▶ Stated goal
Find every line below that contains the word "this" and copy it out.

Data excerpts
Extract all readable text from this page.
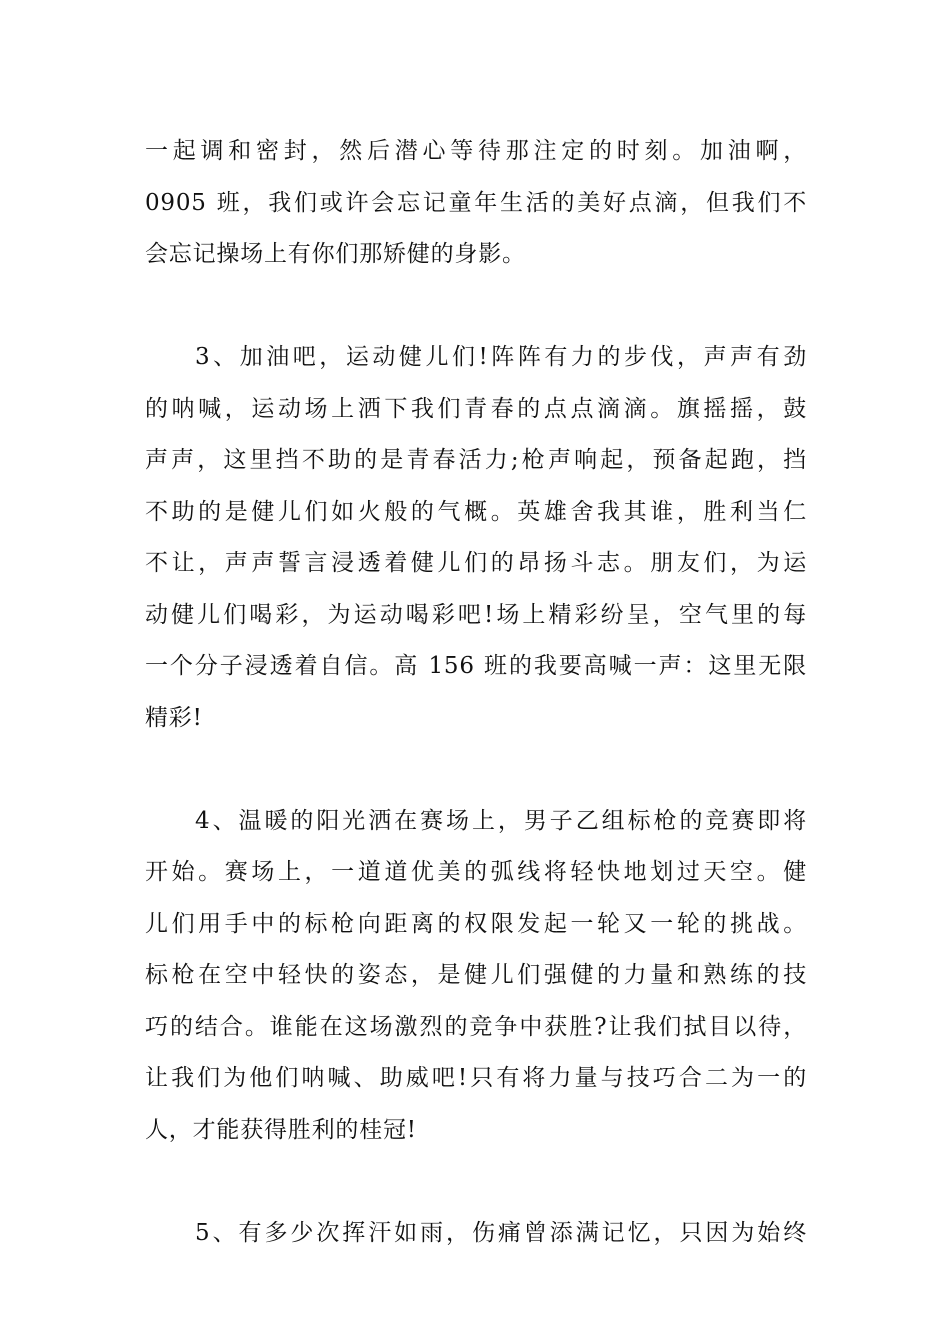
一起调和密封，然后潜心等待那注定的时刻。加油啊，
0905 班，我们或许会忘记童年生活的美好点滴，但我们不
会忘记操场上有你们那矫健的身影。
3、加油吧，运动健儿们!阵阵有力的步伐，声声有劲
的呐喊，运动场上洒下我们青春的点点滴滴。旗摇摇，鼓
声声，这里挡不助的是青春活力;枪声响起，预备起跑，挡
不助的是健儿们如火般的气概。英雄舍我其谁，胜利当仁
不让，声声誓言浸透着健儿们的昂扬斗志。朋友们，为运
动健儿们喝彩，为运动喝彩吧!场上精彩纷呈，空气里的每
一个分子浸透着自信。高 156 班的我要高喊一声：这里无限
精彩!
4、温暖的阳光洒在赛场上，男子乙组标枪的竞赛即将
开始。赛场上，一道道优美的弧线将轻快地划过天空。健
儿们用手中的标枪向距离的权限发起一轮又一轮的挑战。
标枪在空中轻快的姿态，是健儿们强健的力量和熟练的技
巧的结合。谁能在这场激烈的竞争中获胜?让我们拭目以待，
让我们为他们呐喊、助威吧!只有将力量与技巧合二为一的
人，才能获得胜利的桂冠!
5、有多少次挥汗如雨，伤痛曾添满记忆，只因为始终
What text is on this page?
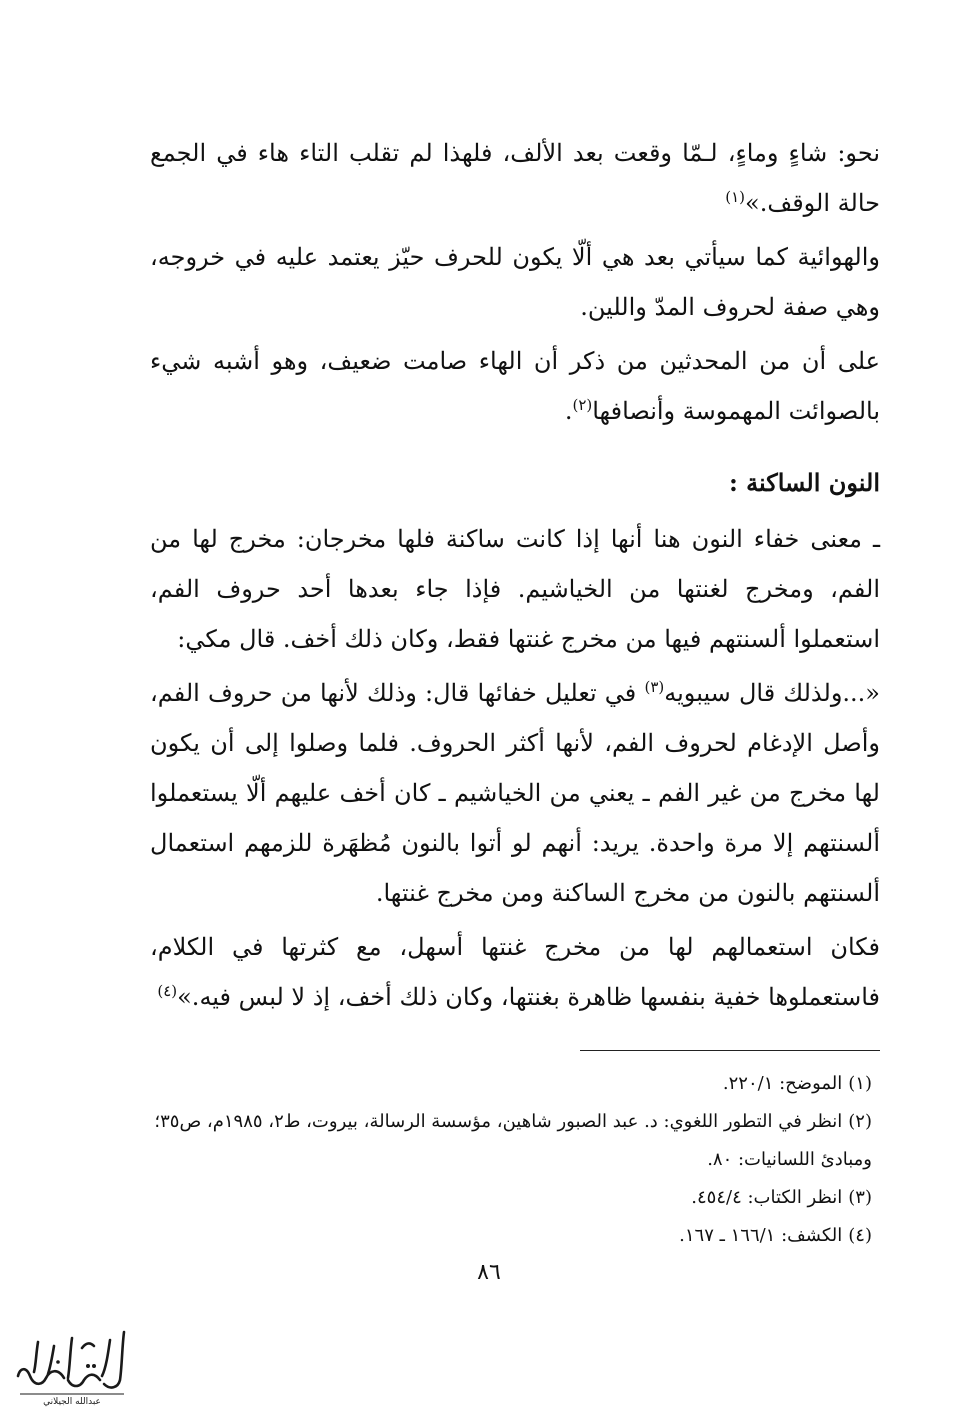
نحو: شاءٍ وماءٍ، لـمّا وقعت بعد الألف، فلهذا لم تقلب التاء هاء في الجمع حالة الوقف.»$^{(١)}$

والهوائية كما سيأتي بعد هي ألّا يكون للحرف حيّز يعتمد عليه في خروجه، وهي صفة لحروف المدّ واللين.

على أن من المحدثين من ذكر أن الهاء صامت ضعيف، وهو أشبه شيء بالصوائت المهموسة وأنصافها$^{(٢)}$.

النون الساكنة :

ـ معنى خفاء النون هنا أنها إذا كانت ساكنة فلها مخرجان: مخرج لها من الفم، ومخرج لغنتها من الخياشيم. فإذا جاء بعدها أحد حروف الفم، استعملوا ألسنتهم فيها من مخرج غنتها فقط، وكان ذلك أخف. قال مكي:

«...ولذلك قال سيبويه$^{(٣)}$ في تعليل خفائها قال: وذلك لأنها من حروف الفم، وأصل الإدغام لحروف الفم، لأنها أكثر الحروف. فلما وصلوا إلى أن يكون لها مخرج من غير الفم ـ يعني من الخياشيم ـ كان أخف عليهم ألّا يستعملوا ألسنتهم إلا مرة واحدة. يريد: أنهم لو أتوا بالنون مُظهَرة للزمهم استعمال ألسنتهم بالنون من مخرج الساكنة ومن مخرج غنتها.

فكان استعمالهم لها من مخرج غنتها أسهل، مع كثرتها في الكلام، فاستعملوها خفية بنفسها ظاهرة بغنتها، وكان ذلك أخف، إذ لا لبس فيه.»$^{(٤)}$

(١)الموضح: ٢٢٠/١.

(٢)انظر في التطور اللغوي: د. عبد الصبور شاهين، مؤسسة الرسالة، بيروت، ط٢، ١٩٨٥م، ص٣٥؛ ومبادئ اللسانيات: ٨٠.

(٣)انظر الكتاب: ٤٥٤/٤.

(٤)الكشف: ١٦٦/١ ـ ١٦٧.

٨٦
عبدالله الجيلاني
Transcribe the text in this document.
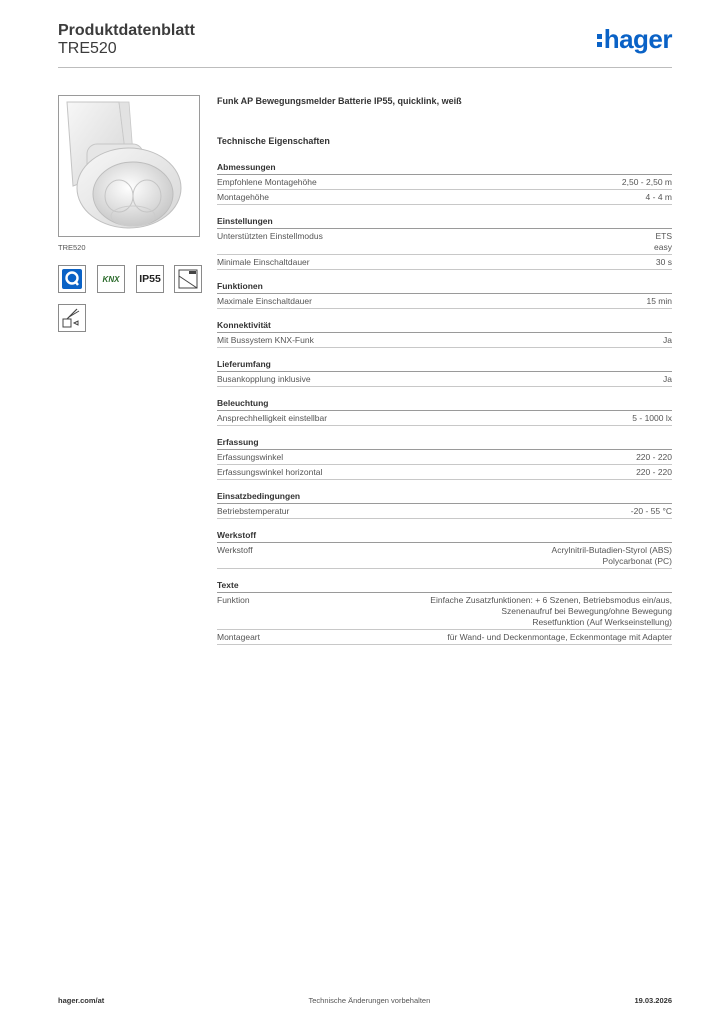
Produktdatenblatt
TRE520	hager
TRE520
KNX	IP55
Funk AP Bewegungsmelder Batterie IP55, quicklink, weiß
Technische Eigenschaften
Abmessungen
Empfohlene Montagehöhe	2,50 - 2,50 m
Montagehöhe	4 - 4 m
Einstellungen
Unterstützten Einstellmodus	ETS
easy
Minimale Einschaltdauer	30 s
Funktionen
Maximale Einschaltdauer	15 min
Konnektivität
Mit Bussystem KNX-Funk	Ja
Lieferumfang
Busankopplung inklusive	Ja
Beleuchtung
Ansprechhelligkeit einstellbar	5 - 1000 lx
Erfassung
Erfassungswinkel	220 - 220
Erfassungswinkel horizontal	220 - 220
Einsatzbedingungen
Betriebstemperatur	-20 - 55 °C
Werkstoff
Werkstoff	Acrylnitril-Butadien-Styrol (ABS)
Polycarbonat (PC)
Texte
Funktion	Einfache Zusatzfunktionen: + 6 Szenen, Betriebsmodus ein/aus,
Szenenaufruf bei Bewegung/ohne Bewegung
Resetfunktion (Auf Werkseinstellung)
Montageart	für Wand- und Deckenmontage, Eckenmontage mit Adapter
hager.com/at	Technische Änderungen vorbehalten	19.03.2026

▶ Full solution
Extract all readable text from this page.
What text is on this page?
Transcribe the text in this document.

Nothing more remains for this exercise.